→ WHAT THE TASK ASKS: Identify every line in the data below that contains the string "scale", and copy each of those lines in full. The match is case-sensitive.

→ PROVIDED INFORMATION:
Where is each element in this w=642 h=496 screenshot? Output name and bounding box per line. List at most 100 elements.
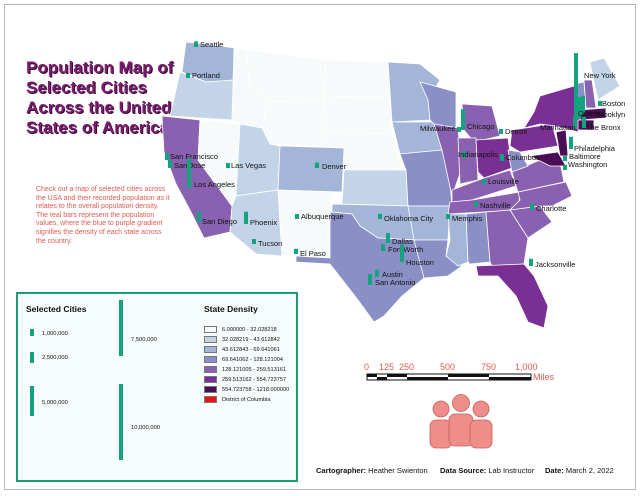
city-label-dallas: Dallas: [392, 237, 413, 246]
city-label-tucson: Tucson: [258, 239, 282, 248]
density-swatch-3: [204, 346, 217, 353]
city-bar-memphis: [446, 214, 450, 219]
scale-tick-750: 750: [481, 362, 497, 372]
city-bar-chicago: [461, 109, 465, 130]
map-date: Date: March 2, 2022: [545, 466, 614, 475]
state-maine: [589, 57, 621, 101]
legend-bar-7_5m: [119, 300, 123, 356]
city-label-jacksonville: Jacksonville: [535, 260, 575, 269]
city-label-san-francisco: San Francisco: [170, 152, 218, 161]
state-north-dakota: [323, 59, 391, 99]
city-label-detroit: Detroit: [505, 127, 528, 136]
city-bar-jacksonville: [529, 258, 533, 266]
city-label-memphis: Memphis: [452, 214, 483, 223]
legend-density-title: State Density: [204, 304, 258, 314]
city-label-new-york: New York: [584, 71, 616, 80]
state-new-mexico: [277, 189, 333, 259]
city-label-charlotte: Charlotte: [536, 204, 566, 213]
city-label-el-paso: El Paso: [300, 249, 326, 258]
city-label-las-vegas: Las Vegas: [231, 161, 266, 170]
city-bar-brooklyn: [578, 97, 582, 118]
scale-tick-250: 250: [399, 362, 415, 372]
state-north-carolina: [508, 181, 573, 211]
city-label-brooklyn: Brooklyn: [596, 110, 625, 119]
city-bar-austin: [375, 269, 379, 277]
density-swatch-6: [204, 376, 217, 383]
city-bar-louisville: [482, 179, 486, 184]
city-bar-columbus: [500, 154, 504, 161]
city-bar-tucson: [252, 239, 256, 244]
city-label-portland: Portland: [192, 71, 220, 80]
city-label-louisville: Louisville: [488, 177, 519, 186]
people-icon: [429, 394, 493, 449]
state-louisiana: [413, 239, 463, 279]
scale-tick-125: 125: [379, 362, 395, 372]
city-bar-san-diego: [197, 211, 201, 222]
city-label-los-angeles: Los Angeles: [194, 180, 235, 189]
density-label-7: 554.723758 - 1218.000000: [222, 387, 290, 393]
cartographer: Cartographer: Heather Swienton: [316, 466, 428, 475]
city-bar-detroit: [499, 129, 503, 134]
legend-bar-2_5m: [30, 352, 34, 363]
state-illinois: [433, 123, 463, 198]
scale-tick-1000: 1,000: [515, 362, 538, 372]
state-florida: [475, 263, 549, 329]
density-swatch-4: [204, 356, 217, 363]
city-bar-albuquerque: [295, 214, 299, 219]
city-bar-milwaukee: [457, 127, 461, 132]
density-swatch-5: [204, 366, 217, 373]
city-bar-portland: [186, 73, 190, 78]
state-alabama: [465, 211, 491, 265]
city-bar-san-francisco: [165, 153, 169, 160]
city-label-philadelphia: Philadelphia: [574, 144, 616, 153]
city-label-the-bronx: The Bronx: [586, 123, 621, 132]
density-label-1: 6.000000 - 32.028218: [222, 327, 277, 333]
data-source: Data Source: Lab Instructor: [440, 466, 534, 475]
city-label-milwaukee: Milwaukee: [420, 124, 455, 133]
date-label: Date:: [545, 466, 564, 475]
density-label-dc: District of Columbia: [222, 397, 271, 403]
city-label-seattle: Seattle: [200, 40, 223, 49]
legend-panel: Selected Cities 1,000,000 2,500,000 5,00…: [16, 292, 298, 482]
density-label-6: 259.513162 - 554.723757: [222, 377, 287, 383]
city-label-washington: Washington: [568, 160, 607, 169]
legend-cities-title: Selected Cities: [26, 304, 87, 314]
city-bar-el-paso: [294, 248, 298, 254]
city-bar-dallas: [386, 233, 390, 243]
state-arkansas: [407, 205, 451, 241]
city-bar-indianapolis: [462, 151, 466, 158]
state-new-hampshire: [583, 79, 597, 109]
map-frame: [4, 4, 636, 490]
density-swatch-7: [204, 386, 217, 393]
state-ohio: [475, 137, 513, 179]
density-label-5: 128.121005 - 259.513161: [222, 367, 287, 373]
state-texas: [295, 211, 425, 323]
city-bar-houston: [400, 244, 404, 262]
city-bar-new-york: [574, 53, 578, 120]
legend-bar-1m: [30, 329, 34, 336]
source-label: Data Source:: [440, 466, 487, 475]
city-bar-the-bronx: [582, 116, 586, 128]
city-bar-los-angeles: [187, 158, 191, 188]
density-swatch-dc: [204, 396, 217, 403]
map-description: Check out a map of selected cities acros…: [36, 186, 170, 245]
city-bar-seattle: [194, 41, 198, 47]
legend-size-2_5m: 2,500,000: [42, 355, 68, 361]
city-label-queens: Queens: [578, 109, 605, 118]
city-bar-oklahoma-city: [378, 213, 382, 219]
city-bar-san-antonio: [368, 274, 372, 285]
city-bar-fort-worth: [381, 244, 385, 251]
map-title: Population Map of Selected Cities Across…: [26, 58, 174, 137]
density-swatch-1: [204, 326, 217, 333]
density-swatch-2: [204, 336, 217, 343]
scale-bar: [366, 373, 532, 381]
scale-unit: Miles: [533, 372, 555, 382]
legend-size-10m: 10,000,000: [131, 425, 161, 431]
density-label-2: 32.028219 - 43.612842: [222, 337, 280, 343]
city-bar-manhattan: [573, 116, 577, 129]
city-bar-baltimore: [563, 156, 567, 161]
state-wyoming: [261, 99, 325, 147]
state-new-jersey: [555, 129, 569, 157]
city-label-manhattan: Manhattan: [540, 123, 575, 132]
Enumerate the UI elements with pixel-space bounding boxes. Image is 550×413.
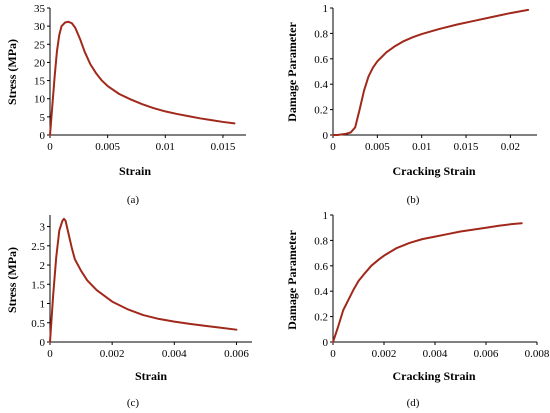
- panel-a-label: (a): [127, 194, 140, 206]
- panel-c-x-tick-label: 0.004: [162, 348, 187, 360]
- panel-b-x-tick-label: 0: [330, 141, 336, 153]
- panel-d-x-tick-label: 0.006: [474, 348, 499, 360]
- panel-c-y-tick-label: 3: [40, 222, 46, 234]
- panel-b-series-line: [332, 8, 530, 136]
- panel-b-ylabel: Damage Parameter: [285, 22, 299, 122]
- panel-d-plot: 0 0.2 0.4 0.6 0.8 1 0 0.002 0.004 0.006 0.008: [314, 210, 550, 360]
- panel-c-y-tick-label: 0.5: [31, 318, 45, 330]
- panel-c-x-tick-label: 0.006: [224, 348, 249, 360]
- panel-d-y-tick-label: 0.2: [314, 312, 328, 324]
- panel-d-y-tick-label: 1: [323, 210, 329, 222]
- panel-c-y-tick-label: 2: [40, 260, 46, 272]
- panel-a-x-tick-label: 0.005: [95, 141, 120, 153]
- panel-a-ylabel: Stress (MPa): [5, 39, 19, 105]
- panel-d-y-tick-label: 0.6: [314, 261, 328, 273]
- panel-a-y-tick-label: 20: [34, 57, 46, 69]
- panel-c-ylabel: Stress (MPa): [5, 247, 19, 313]
- panel-d-x-tick-label: 0.002: [372, 348, 397, 360]
- panel-a-x-tick-label: 0.01: [156, 141, 175, 153]
- panel-c-xlabel: Strain: [135, 369, 167, 383]
- panel-b-y-tick-label: 0.8: [314, 28, 328, 40]
- panel-b-x-tick-label: 0.005: [365, 141, 390, 153]
- panel-c-series-line: [49, 217, 238, 343]
- panel-a-y-tick-label: 30: [34, 21, 46, 33]
- panel-c-x-tick-label: 0: [47, 348, 53, 360]
- panel-a-plot: 0 5 10 15 20 25 30 35 0 0.005 0.01 0.015: [34, 3, 246, 153]
- panel-a-y-tick-label: 15: [34, 76, 46, 88]
- panel-a-y-tick-label: 5: [40, 112, 46, 124]
- panel-c-y-tick-label: 1: [40, 299, 46, 311]
- panel-b-label: (b): [407, 194, 420, 206]
- panel-b-y-tick-label: 1: [323, 3, 329, 15]
- panel-d-y-tick-label: 0: [323, 337, 329, 349]
- panel-c-x-tick-label: 0.002: [100, 348, 125, 360]
- panel-d-x-tick-label: 0.008: [525, 348, 550, 360]
- panel-a-y-tick-label: 25: [34, 39, 46, 51]
- panel-c-label: (c): [127, 397, 140, 409]
- panel-d-series-line: [332, 222, 523, 343]
- panel-c-y-tick-label: 0: [40, 337, 46, 349]
- panel-a-x-tick-label: 0.015: [211, 141, 236, 153]
- panel-a-x-tick-label: 0: [47, 141, 53, 153]
- panel-c: 0 0.5 1 1.5 2 2.5 3 0 0.002 0.004 0.006 Strain Str…: [5, 215, 252, 409]
- panel-d-ylabel: Damage Parameter: [285, 230, 299, 330]
- panel-b-xlabel: Cracking Strain: [392, 164, 475, 178]
- panel-c-y-tick-label: 2.5: [31, 241, 45, 253]
- panel-b-x-tick-label: 0.02: [501, 141, 520, 153]
- panel-b-y-tick-label: 0.2: [314, 105, 328, 117]
- panel-b-plot: 0 0.2 0.4 0.6 0.8 1 0 0.005 0.01 0.015 0.02: [314, 3, 537, 153]
- panel-a-y-tick-label: 35: [34, 3, 46, 15]
- panel-d-y-tick-label: 0.8: [314, 235, 328, 247]
- panel-d-label: (d): [407, 397, 420, 409]
- panel-d-y-tick-label: 0.4: [314, 286, 328, 298]
- panel-a-series-line: [49, 20, 236, 136]
- panel-b-y-tick-label: 0.4: [314, 79, 328, 91]
- panel-d: 0 0.2 0.4 0.6 0.8 1 0 0.002 0.004 0.006 0.008 Crac…: [285, 210, 550, 409]
- panel-b-y-tick-label: 0.6: [314, 54, 328, 66]
- panel-b: 0 0.2 0.4 0.6 0.8 1 0 0.005 0.01 0.015 0.02 Cracki…: [285, 3, 537, 206]
- panel-b-x-tick-label: 0.015: [454, 141, 479, 153]
- panel-c-y-tick-label: 1.5: [31, 279, 45, 291]
- panel-a-xlabel: Strain: [119, 164, 151, 178]
- panel-d-xlabel: Cracking Strain: [392, 369, 475, 383]
- panel-b-x-tick-label: 0.01: [412, 141, 431, 153]
- panel-c-plot: 0 0.5 1 1.5 2 2.5 3 0 0.002 0.004 0.006: [31, 215, 252, 360]
- panel-a: 0 5 10 15 20 25 30 35 0 0.005 0.01 0.015 Strain Str…: [5, 3, 246, 206]
- panel-a-y-tick-label: 10: [34, 94, 46, 106]
- panel-b-y-tick-label: 0: [323, 130, 329, 142]
- panel-d-x-tick-label: 0: [330, 348, 336, 360]
- panel-d-x-tick-label: 0.004: [423, 348, 448, 360]
- panel-a-y-tick-label: 0: [40, 130, 46, 142]
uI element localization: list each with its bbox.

→ THE SOLUTION:
scale-tick-750: 750: [481, 362, 497, 372]
scale-tick-250: 250: [399, 362, 415, 372]
scale-tick-125: 125: [379, 362, 395, 372]
scale-tick-1000: 1,000: [515, 362, 538, 372]
scale-bar: [366, 373, 532, 381]
scale-unit: Miles: [533, 372, 555, 382]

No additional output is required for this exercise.